>>
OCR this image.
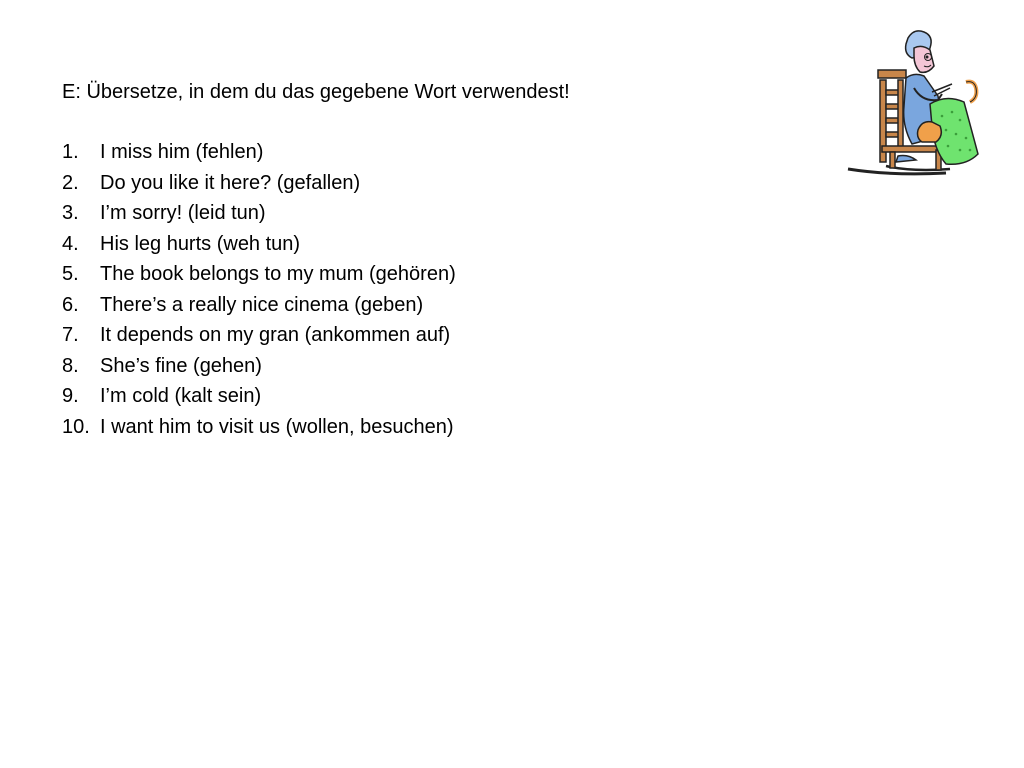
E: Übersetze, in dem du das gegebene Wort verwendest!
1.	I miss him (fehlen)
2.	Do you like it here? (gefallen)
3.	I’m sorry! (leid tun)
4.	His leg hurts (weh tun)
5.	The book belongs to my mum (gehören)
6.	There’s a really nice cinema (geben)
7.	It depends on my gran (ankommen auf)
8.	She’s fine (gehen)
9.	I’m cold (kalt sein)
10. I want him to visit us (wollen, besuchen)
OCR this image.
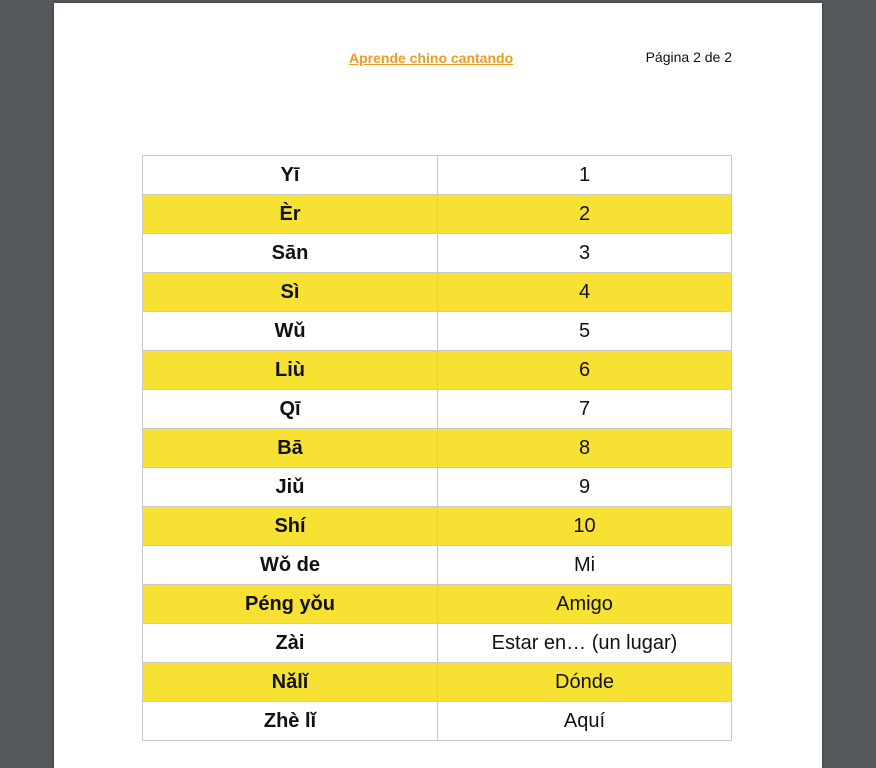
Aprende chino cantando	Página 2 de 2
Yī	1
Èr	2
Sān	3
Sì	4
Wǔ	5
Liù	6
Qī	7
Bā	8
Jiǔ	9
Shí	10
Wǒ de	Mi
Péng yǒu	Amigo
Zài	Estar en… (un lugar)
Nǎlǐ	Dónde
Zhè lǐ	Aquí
<<
■ **Task description**
Omit the pictures and give the material again, exactly and in full.

■ **Response below**
OCR this image.
E: Übersetze, in dem du das gegebene Wort verwendest!
1.	I miss him (fehlen)
2.	Do you like it here? (gefallen)
3.	I’m sorry! (leid tun)
4.	His leg hurts (weh tun)
5.	The book belongs to my mum (gehören)
6.	There’s a really nice cinema (geben)
7.	It depends on my gran (ankommen auf)
8.	She’s fine (gehen)
9.	I’m cold (kalt sein)
10. I want him to visit us (wollen, besuchen)
OCR this image.
Aprende chino cantando	Página 2 de 2
Yī	1
Èr	2
Sān	3
Sì	4
Wǔ	5
Liù	6
Qī	7
Bā	8
Jiǔ	9
Shí	10
Wǒ de	Mi
Péng yǒu	Amigo
Zài	Estar en… (un lugar)
Nǎlǐ	Dónde
Zhè lǐ	Aquí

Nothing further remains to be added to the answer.